[Stored data]

────────

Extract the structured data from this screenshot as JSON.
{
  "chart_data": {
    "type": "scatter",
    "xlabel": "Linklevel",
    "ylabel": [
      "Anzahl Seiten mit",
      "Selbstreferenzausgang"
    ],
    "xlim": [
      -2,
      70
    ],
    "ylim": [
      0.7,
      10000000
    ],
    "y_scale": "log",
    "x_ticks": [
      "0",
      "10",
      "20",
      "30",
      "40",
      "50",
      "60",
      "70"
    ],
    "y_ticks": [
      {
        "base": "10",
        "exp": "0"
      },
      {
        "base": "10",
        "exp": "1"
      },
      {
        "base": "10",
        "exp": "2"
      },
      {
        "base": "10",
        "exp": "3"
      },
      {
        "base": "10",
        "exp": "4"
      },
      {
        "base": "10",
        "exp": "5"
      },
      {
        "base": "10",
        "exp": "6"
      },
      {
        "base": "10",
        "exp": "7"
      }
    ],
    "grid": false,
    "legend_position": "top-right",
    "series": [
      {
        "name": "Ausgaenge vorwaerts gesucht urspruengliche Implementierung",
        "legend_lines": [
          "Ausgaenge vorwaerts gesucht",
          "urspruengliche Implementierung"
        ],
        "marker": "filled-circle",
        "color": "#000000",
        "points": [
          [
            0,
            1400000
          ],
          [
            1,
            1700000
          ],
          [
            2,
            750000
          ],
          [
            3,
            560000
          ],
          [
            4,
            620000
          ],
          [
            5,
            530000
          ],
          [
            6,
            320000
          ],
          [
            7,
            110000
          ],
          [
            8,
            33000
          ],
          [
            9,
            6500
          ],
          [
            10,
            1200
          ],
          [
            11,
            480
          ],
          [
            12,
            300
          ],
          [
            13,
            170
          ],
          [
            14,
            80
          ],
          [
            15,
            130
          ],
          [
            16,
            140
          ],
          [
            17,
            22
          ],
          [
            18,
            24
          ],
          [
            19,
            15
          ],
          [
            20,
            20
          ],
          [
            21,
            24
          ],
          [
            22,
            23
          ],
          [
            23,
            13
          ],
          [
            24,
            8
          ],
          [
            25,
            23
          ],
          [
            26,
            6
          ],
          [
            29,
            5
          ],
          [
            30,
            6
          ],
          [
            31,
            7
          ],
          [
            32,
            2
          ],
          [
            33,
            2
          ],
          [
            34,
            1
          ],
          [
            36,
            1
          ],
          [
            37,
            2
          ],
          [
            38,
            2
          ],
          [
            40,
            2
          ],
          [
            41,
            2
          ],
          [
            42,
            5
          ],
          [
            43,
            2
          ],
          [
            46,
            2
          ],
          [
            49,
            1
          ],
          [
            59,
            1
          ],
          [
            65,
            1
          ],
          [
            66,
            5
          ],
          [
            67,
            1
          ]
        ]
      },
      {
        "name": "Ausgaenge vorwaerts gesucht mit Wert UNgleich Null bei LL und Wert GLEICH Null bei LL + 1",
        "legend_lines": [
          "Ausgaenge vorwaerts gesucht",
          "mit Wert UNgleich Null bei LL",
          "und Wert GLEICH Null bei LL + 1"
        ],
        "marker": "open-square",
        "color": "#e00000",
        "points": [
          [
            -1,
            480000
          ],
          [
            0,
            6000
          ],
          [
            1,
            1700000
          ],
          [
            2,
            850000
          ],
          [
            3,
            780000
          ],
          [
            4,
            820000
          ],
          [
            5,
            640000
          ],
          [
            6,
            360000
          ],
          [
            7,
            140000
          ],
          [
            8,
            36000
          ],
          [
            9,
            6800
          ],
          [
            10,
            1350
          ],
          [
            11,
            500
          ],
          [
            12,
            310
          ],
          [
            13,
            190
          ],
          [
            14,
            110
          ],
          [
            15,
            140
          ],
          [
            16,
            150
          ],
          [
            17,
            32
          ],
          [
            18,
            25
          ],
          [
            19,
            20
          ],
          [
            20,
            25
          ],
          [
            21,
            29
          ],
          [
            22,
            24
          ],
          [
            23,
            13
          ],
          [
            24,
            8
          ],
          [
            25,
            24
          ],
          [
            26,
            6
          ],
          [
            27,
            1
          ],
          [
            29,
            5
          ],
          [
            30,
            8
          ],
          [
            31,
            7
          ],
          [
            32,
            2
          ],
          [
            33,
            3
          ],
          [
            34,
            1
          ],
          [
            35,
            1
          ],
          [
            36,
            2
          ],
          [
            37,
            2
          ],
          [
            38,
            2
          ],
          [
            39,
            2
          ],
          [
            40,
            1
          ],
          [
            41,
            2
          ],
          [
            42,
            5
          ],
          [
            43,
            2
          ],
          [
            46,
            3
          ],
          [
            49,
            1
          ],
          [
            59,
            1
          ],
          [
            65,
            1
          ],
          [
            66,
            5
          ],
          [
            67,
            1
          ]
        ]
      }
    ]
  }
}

────────

== Short problem ==
Give the records above again, word for word.

== Reply to the exercise ==
Extract the structured data from this screenshot as JSON.
{
  "chart_data": {
    "type": "scatter",
    "xlabel": "Linklevel",
    "ylabel": [
      "Anzahl Seiten mit",
      "Selbstreferenzausgang"
    ],
    "xlim": [
      -2,
      70
    ],
    "ylim": [
      0.7,
      10000000
    ],
    "y_scale": "log",
    "x_ticks": [
      "0",
      "10",
      "20",
      "30",
      "40",
      "50",
      "60",
      "70"
    ],
    "y_ticks": [
      {
        "base": "10",
        "exp": "0"
      },
      {
        "base": "10",
        "exp": "1"
      },
      {
        "base": "10",
        "exp": "2"
      },
      {
        "base": "10",
        "exp": "3"
      },
      {
        "base": "10",
        "exp": "4"
      },
      {
        "base": "10",
        "exp": "5"
      },
      {
        "base": "10",
        "exp": "6"
      },
      {
        "base": "10",
        "exp": "7"
      }
    ],
    "grid": false,
    "legend_position": "top-right",
    "series": [
      {
        "name": "Ausgaenge vorwaerts gesucht urspruengliche Implementierung",
        "legend_lines": [
          "Ausgaenge vorwaerts gesucht",
          "urspruengliche Implementierung"
        ],
        "marker": "filled-circle",
        "color": "#000000",
        "points": [
          [
            0,
            1400000
          ],
          [
            1,
            1700000
          ],
          [
            2,
            750000
          ],
          [
            3,
            560000
          ],
          [
            4,
            620000
          ],
          [
            5,
            530000
          ],
          [
            6,
            320000
          ],
          [
            7,
            110000
          ],
          [
            8,
            33000
          ],
          [
            9,
            6500
          ],
          [
            10,
            1200
          ],
          [
            11,
            480
          ],
          [
            12,
            300
          ],
          [
            13,
            170
          ],
          [
            14,
            80
          ],
          [
            15,
            130
          ],
          [
            16,
            140
          ],
          [
            17,
            22
          ],
          [
            18,
            24
          ],
          [
            19,
            15
          ],
          [
            20,
            20
          ],
          [
            21,
            24
          ],
          [
            22,
            23
          ],
          [
            23,
            13
          ],
          [
            24,
            8
          ],
          [
            25,
            23
          ],
          [
            26,
            6
          ],
          [
            29,
            5
          ],
          [
            30,
            6
          ],
          [
            31,
            7
          ],
          [
            32,
            2
          ],
          [
            33,
            2
          ],
          [
            34,
            1
          ],
          [
            36,
            1
          ],
          [
            37,
            2
          ],
          [
            38,
            2
          ],
          [
            40,
            2
          ],
          [
            41,
            2
          ],
          [
            42,
            5
          ],
          [
            43,
            2
          ],
          [
            46,
            2
          ],
          [
            49,
            1
          ],
          [
            59,
            1
          ],
          [
            65,
            1
          ],
          [
            66,
            5
          ],
          [
            67,
            1
          ]
        ]
      },
      {
        "name": "Ausgaenge vorwaerts gesucht mit Wert UNgleich Null bei LL und Wert GLEICH Null bei LL + 1",
        "legend_lines": [
          "Ausgaenge vorwaerts gesucht",
          "mit Wert UNgleich Null bei LL",
          "und Wert GLEICH Null bei LL + 1"
        ],
        "marker": "open-square",
        "color": "#e00000",
        "points": [
          [
            -1,
            480000
          ],
          [
            0,
            6000
          ],
          [
            1,
            1700000
          ],
          [
            2,
            850000
          ],
          [
            3,
            780000
          ],
          [
            4,
            820000
          ],
          [
            5,
            640000
          ],
          [
            6,
            360000
          ],
          [
            7,
            140000
          ],
          [
            8,
            36000
          ],
          [
            9,
            6800
          ],
          [
            10,
            1350
          ],
          [
            11,
            500
          ],
          [
            12,
            310
          ],
          [
            13,
            190
          ],
          [
            14,
            110
          ],
          [
            15,
            140
          ],
          [
            16,
            150
          ],
          [
            17,
            32
          ],
          [
            18,
            25
          ],
          [
            19,
            20
          ],
          [
            20,
            25
          ],
          [
            21,
            29
          ],
          [
            22,
            24
          ],
          [
            23,
            13
          ],
          [
            24,
            8
          ],
          [
            25,
            24
          ],
          [
            26,
            6
          ],
          [
            27,
            1
          ],
          [
            29,
            5
          ],
          [
            30,
            8
          ],
          [
            31,
            7
          ],
          [
            32,
            2
          ],
          [
            33,
            3
          ],
          [
            34,
            1
          ],
          [
            35,
            1
          ],
          [
            36,
            2
          ],
          [
            37,
            2
          ],
          [
            38,
            2
          ],
          [
            39,
            2
          ],
          [
            40,
            1
          ],
          [
            41,
            2
          ],
          [
            42,
            5
          ],
          [
            43,
            2
          ],
          [
            46,
            3
          ],
          [
            49,
            1
          ],
          [
            59,
            1
          ],
          [
            65,
            1
          ],
          [
            66,
            5
          ],
          [
            67,
            1
          ]
        ]
      }
    ]
  }
}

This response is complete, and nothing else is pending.